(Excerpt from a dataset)
[start]
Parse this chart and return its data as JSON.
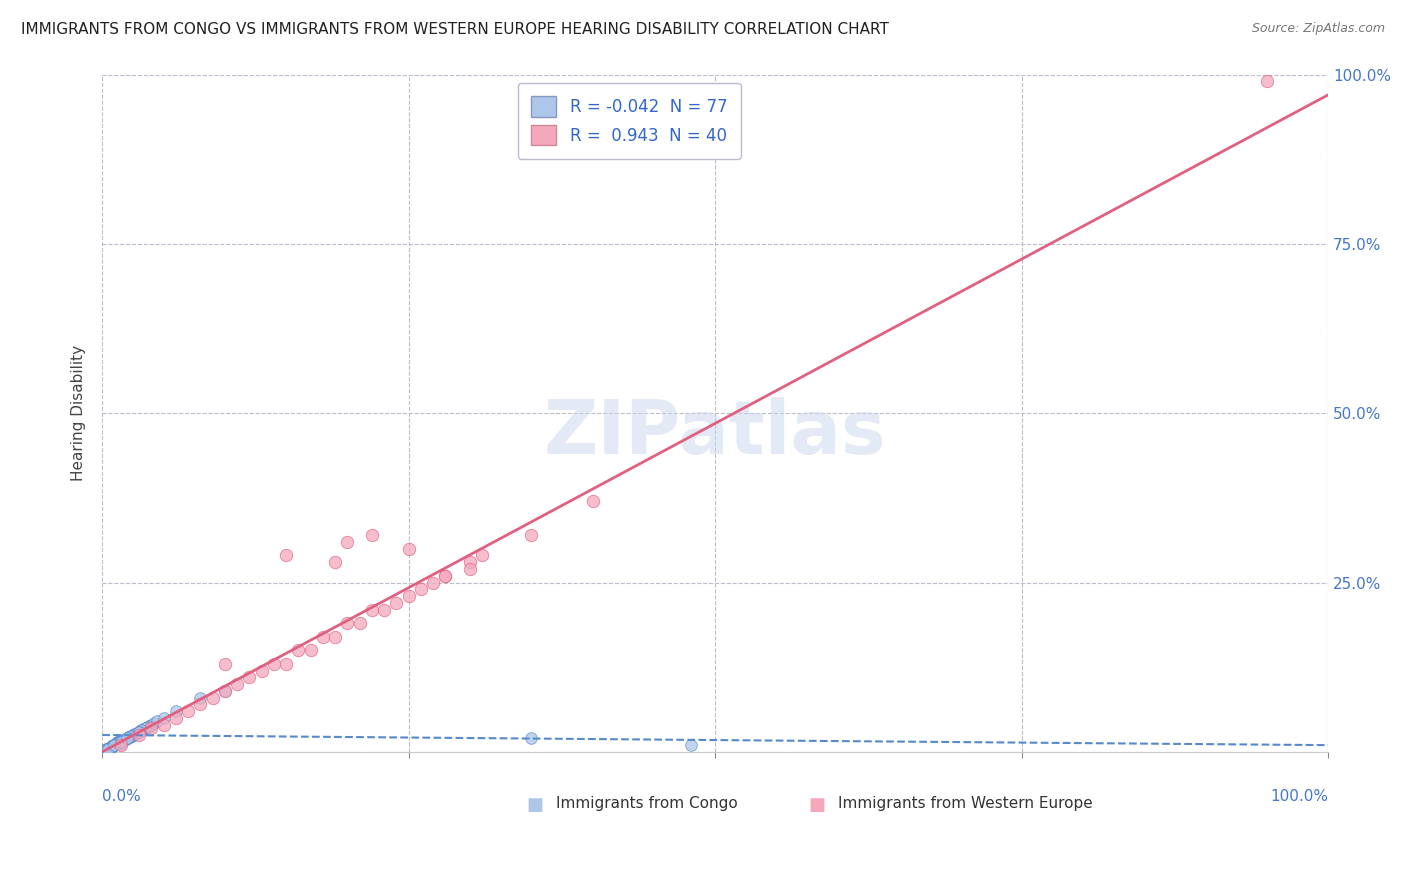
{
  "title": "IMMIGRANTS FROM CONGO VS IMMIGRANTS FROM WESTERN EUROPE HEARING DISABILITY CORRELATION CHART",
  "source": "Source: ZipAtlas.com",
  "ylabel": "Hearing Disability",
  "xlim": [
    0,
    100
  ],
  "ylim": [
    0,
    100
  ],
  "congo_R": -0.042,
  "congo_N": 77,
  "we_R": 0.943,
  "we_N": 40,
  "congo_color": "#aec6e8",
  "we_color": "#f4a8bc",
  "congo_line_color": "#5588cc",
  "we_line_color": "#e06080",
  "legend_color": "#3366cc",
  "watermark": "ZIPatlas",
  "background_color": "#ffffff",
  "grid_color": "#bbbbcc",
  "title_color": "#222222",
  "axis_label_color": "#4477cc",
  "we_scatter_x": [
    1.5,
    3,
    5,
    7,
    4,
    8,
    10,
    6,
    12,
    9,
    14,
    11,
    16,
    13,
    18,
    15,
    20,
    17,
    22,
    19,
    24,
    21,
    26,
    23,
    28,
    25,
    30,
    27,
    19,
    22,
    25,
    28,
    31,
    35,
    40,
    15,
    20,
    10,
    30,
    95
  ],
  "we_scatter_y": [
    1,
    2.5,
    4,
    6,
    3.5,
    7,
    9,
    5,
    11,
    8,
    13,
    10,
    15,
    12,
    17,
    13,
    19,
    15,
    21,
    17,
    22,
    19,
    24,
    21,
    26,
    23,
    28,
    25,
    28,
    32,
    30,
    26,
    29,
    32,
    37,
    29,
    31,
    13,
    27,
    99
  ],
  "congo_cluster_x": [
    0.5,
    1.0,
    1.5,
    0.8,
    1.2,
    2.0,
    0.3,
    0.7,
    1.8,
    2.5,
    0.4,
    0.9,
    1.3,
    2.2,
    3.0,
    0.6,
    1.1,
    1.7,
    2.8,
    3.5,
    0.5,
    1.4,
    2.1,
    3.2,
    0.8,
    1.6,
    2.4,
    3.8,
    0.3,
    0.6,
    1.0,
    1.5,
    2.0,
    2.7,
    4.0,
    0.4,
    0.9,
    1.3,
    1.8,
    2.5,
    3.3,
    0.5,
    1.1,
    1.9,
    2.6,
    3.7,
    0.7,
    1.4,
    2.2,
    3.0,
    0.6,
    1.2,
    1.7,
    2.4,
    3.5,
    0.8,
    1.5,
    2.3,
    3.2,
    4.2,
    0.4,
    0.9,
    1.6,
    2.1,
    3.0,
    4.5,
    5.0,
    6.0,
    8.0,
    10.0,
    35.0,
    48.0,
    0.5,
    1.0,
    1.5,
    2.0,
    3.0
  ],
  "congo_cluster_y": [
    0.5,
    1.0,
    1.2,
    0.8,
    1.5,
    2.0,
    0.4,
    0.7,
    1.8,
    2.5,
    0.5,
    1.0,
    1.4,
    2.2,
    3.0,
    0.6,
    1.1,
    1.7,
    2.8,
    3.5,
    0.5,
    1.4,
    2.1,
    3.2,
    0.8,
    1.6,
    2.4,
    3.8,
    0.3,
    0.6,
    1.0,
    1.5,
    2.0,
    2.7,
    4.0,
    0.4,
    0.9,
    1.3,
    1.8,
    2.5,
    3.3,
    0.5,
    1.1,
    1.9,
    2.6,
    3.7,
    0.7,
    1.4,
    2.2,
    3.0,
    0.6,
    1.2,
    1.7,
    2.4,
    3.5,
    0.8,
    1.5,
    2.3,
    3.2,
    4.2,
    0.4,
    0.9,
    1.6,
    2.1,
    3.0,
    4.5,
    5.0,
    6.0,
    8.0,
    9.0,
    2.0,
    1.0,
    0.5,
    1.0,
    1.5,
    2.0,
    3.0
  ]
}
[end]
## Task objective
Print each line of the material above exactly, with the pictures removed from your copy.

## Full solution
Parse this chart and return its data as JSON.
{
  "title": "IMMIGRANTS FROM CONGO VS IMMIGRANTS FROM WESTERN EUROPE HEARING DISABILITY CORRELATION CHART",
  "source": "Source: ZipAtlas.com",
  "ylabel": "Hearing Disability",
  "xlim": [
    0,
    100
  ],
  "ylim": [
    0,
    100
  ],
  "congo_R": -0.042,
  "congo_N": 77,
  "we_R": 0.943,
  "we_N": 40,
  "congo_color": "#aec6e8",
  "we_color": "#f4a8bc",
  "congo_line_color": "#5588cc",
  "we_line_color": "#e06080",
  "legend_color": "#3366cc",
  "watermark": "ZIPatlas",
  "background_color": "#ffffff",
  "grid_color": "#bbbbcc",
  "title_color": "#222222",
  "axis_label_color": "#4477cc",
  "we_scatter_x": [
    1.5,
    3,
    5,
    7,
    4,
    8,
    10,
    6,
    12,
    9,
    14,
    11,
    16,
    13,
    18,
    15,
    20,
    17,
    22,
    19,
    24,
    21,
    26,
    23,
    28,
    25,
    30,
    27,
    19,
    22,
    25,
    28,
    31,
    35,
    40,
    15,
    20,
    10,
    30,
    95
  ],
  "we_scatter_y": [
    1,
    2.5,
    4,
    6,
    3.5,
    7,
    9,
    5,
    11,
    8,
    13,
    10,
    15,
    12,
    17,
    13,
    19,
    15,
    21,
    17,
    22,
    19,
    24,
    21,
    26,
    23,
    28,
    25,
    28,
    32,
    30,
    26,
    29,
    32,
    37,
    29,
    31,
    13,
    27,
    99
  ],
  "congo_cluster_x": [
    0.5,
    1.0,
    1.5,
    0.8,
    1.2,
    2.0,
    0.3,
    0.7,
    1.8,
    2.5,
    0.4,
    0.9,
    1.3,
    2.2,
    3.0,
    0.6,
    1.1,
    1.7,
    2.8,
    3.5,
    0.5,
    1.4,
    2.1,
    3.2,
    0.8,
    1.6,
    2.4,
    3.8,
    0.3,
    0.6,
    1.0,
    1.5,
    2.0,
    2.7,
    4.0,
    0.4,
    0.9,
    1.3,
    1.8,
    2.5,
    3.3,
    0.5,
    1.1,
    1.9,
    2.6,
    3.7,
    0.7,
    1.4,
    2.2,
    3.0,
    0.6,
    1.2,
    1.7,
    2.4,
    3.5,
    0.8,
    1.5,
    2.3,
    3.2,
    4.2,
    0.4,
    0.9,
    1.6,
    2.1,
    3.0,
    4.5,
    5.0,
    6.0,
    8.0,
    10.0,
    35.0,
    48.0,
    0.5,
    1.0,
    1.5,
    2.0,
    3.0
  ],
  "congo_cluster_y": [
    0.5,
    1.0,
    1.2,
    0.8,
    1.5,
    2.0,
    0.4,
    0.7,
    1.8,
    2.5,
    0.5,
    1.0,
    1.4,
    2.2,
    3.0,
    0.6,
    1.1,
    1.7,
    2.8,
    3.5,
    0.5,
    1.4,
    2.1,
    3.2,
    0.8,
    1.6,
    2.4,
    3.8,
    0.3,
    0.6,
    1.0,
    1.5,
    2.0,
    2.7,
    4.0,
    0.4,
    0.9,
    1.3,
    1.8,
    2.5,
    3.3,
    0.5,
    1.1,
    1.9,
    2.6,
    3.7,
    0.7,
    1.4,
    2.2,
    3.0,
    0.6,
    1.2,
    1.7,
    2.4,
    3.5,
    0.8,
    1.5,
    2.3,
    3.2,
    4.2,
    0.4,
    0.9,
    1.6,
    2.1,
    3.0,
    4.5,
    5.0,
    6.0,
    8.0,
    9.0,
    2.0,
    1.0,
    0.5,
    1.0,
    1.5,
    2.0,
    3.0
  ]
}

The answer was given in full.